* [What the task asks]: Every line with the string "Government" should be gathered.

* [Records for the task]:
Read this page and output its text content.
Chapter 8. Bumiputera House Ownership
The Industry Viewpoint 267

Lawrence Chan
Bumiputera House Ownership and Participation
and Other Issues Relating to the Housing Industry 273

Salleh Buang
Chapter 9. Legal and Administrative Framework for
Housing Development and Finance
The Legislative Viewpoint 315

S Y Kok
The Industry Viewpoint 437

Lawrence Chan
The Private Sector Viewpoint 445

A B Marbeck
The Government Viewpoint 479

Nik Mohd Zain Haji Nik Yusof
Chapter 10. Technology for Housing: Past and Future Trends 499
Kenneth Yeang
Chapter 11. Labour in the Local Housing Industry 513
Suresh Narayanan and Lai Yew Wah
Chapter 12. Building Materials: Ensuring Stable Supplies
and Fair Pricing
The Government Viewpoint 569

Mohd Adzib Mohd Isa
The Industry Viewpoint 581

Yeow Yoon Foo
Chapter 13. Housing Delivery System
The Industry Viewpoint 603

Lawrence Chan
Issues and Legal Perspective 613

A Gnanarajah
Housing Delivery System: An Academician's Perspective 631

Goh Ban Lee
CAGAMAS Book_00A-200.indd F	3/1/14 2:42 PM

* [Solution to this exercise]:
The Government Viewpoint 479
The Government Viewpoint 569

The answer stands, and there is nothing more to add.